Copy every line that mentions the word "бунда".

DATA FOR THE TASK
▼▼▼

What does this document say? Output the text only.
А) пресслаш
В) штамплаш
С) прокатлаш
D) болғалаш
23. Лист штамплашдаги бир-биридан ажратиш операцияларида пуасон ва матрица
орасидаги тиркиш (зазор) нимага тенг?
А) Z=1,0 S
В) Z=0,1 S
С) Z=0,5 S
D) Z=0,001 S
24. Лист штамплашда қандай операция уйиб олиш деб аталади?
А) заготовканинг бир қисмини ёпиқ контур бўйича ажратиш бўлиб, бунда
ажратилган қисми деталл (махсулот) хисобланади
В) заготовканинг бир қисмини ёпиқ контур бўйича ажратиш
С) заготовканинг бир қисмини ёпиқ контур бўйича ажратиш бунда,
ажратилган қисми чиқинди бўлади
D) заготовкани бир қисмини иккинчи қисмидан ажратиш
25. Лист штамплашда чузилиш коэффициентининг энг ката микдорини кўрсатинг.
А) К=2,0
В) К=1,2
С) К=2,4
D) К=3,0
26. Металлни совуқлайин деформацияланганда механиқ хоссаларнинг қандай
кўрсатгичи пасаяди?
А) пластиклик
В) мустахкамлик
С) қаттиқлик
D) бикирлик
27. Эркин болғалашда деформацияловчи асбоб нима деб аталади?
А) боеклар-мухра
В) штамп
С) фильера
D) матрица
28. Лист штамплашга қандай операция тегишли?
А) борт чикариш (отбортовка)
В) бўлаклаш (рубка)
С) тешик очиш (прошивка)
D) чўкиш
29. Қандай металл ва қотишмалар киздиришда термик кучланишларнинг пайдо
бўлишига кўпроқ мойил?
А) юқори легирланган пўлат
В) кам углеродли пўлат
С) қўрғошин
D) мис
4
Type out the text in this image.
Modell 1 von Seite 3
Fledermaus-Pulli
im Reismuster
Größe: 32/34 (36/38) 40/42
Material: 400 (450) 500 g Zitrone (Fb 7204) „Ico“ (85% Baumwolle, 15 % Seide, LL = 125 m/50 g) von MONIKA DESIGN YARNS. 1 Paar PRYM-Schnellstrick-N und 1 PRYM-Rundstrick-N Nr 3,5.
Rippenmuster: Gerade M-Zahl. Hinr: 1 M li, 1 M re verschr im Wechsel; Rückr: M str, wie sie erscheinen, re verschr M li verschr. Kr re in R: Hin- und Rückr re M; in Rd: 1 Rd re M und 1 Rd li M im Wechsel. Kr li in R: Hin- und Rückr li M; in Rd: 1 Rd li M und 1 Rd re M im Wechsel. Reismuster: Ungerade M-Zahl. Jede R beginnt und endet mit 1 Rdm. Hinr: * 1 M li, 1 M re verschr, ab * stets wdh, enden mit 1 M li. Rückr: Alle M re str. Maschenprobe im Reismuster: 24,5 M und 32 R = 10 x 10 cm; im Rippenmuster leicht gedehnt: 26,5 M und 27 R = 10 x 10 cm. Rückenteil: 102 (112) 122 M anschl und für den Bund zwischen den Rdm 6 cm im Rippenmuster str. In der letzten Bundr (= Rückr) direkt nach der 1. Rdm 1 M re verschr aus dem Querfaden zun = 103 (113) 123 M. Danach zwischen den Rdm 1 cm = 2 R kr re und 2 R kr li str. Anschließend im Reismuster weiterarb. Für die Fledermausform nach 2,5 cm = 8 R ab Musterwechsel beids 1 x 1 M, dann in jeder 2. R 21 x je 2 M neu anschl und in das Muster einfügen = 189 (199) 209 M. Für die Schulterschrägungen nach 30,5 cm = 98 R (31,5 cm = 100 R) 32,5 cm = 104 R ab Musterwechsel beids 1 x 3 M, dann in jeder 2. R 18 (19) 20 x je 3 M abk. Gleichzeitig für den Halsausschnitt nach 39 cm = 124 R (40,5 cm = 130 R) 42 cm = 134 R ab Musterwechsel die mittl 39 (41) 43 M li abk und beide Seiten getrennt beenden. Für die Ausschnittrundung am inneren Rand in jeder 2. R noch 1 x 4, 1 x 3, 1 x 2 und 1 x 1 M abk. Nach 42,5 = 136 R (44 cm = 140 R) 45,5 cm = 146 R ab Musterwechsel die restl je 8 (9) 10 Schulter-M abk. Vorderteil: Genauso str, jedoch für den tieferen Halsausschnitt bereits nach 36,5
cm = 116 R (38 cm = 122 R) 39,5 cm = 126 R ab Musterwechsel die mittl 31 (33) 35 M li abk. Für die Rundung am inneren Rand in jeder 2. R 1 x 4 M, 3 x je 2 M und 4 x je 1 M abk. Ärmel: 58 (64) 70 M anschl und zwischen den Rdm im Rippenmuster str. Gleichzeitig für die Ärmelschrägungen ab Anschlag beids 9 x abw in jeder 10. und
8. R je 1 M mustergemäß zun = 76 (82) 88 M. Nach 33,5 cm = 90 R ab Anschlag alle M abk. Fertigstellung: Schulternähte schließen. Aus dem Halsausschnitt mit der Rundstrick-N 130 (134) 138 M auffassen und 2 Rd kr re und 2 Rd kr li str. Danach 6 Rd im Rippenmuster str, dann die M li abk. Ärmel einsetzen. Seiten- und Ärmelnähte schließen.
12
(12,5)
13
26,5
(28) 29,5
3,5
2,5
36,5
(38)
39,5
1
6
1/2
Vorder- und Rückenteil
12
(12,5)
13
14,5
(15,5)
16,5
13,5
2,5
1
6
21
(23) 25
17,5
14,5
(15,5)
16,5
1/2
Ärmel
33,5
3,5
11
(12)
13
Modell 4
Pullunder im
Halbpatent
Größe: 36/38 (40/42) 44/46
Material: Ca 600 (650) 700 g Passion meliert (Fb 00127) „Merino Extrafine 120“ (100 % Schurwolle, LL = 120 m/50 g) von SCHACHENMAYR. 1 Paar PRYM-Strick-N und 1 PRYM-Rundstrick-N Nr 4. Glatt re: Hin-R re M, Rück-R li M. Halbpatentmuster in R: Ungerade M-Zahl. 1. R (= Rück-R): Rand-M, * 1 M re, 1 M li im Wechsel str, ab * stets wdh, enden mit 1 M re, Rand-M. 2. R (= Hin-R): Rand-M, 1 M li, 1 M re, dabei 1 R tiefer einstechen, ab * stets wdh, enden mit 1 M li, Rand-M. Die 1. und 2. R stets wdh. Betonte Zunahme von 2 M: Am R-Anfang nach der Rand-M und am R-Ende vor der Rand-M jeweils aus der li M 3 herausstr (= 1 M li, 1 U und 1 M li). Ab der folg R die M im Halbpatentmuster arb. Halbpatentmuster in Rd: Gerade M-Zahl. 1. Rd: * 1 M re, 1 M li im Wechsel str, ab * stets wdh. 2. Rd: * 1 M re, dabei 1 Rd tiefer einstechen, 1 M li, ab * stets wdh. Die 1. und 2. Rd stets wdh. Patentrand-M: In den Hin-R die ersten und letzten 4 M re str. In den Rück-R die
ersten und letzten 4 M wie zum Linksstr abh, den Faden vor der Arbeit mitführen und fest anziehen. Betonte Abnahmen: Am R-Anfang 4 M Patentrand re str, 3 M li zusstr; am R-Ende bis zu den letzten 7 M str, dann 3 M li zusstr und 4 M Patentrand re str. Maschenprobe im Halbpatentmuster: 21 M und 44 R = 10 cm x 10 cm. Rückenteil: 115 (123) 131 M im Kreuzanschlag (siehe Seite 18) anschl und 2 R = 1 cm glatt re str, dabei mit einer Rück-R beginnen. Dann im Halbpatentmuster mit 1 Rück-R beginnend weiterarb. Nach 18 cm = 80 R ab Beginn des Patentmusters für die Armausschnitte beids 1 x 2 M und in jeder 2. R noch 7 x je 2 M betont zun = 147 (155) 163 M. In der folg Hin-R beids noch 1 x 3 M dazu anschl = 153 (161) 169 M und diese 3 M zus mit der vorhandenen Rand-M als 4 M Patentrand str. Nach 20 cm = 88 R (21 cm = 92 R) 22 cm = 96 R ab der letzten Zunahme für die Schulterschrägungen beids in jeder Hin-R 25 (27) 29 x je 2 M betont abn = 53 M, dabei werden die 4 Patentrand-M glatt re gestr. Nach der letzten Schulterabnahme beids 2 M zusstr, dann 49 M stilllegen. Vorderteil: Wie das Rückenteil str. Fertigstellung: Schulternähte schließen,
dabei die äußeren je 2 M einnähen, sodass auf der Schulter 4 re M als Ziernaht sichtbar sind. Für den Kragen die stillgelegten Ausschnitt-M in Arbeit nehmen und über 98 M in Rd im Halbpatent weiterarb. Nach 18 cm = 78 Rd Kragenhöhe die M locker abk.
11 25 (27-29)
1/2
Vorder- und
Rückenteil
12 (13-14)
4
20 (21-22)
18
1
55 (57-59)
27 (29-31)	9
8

▲▲▲

IN RESPONSE
А) заготовканинг бир қисмини ёпиқ контур бўйича ажратиш бўлиб, бунда
С) заготовканинг бир қисмини ёпиқ контур бўйича ажратиш бунда,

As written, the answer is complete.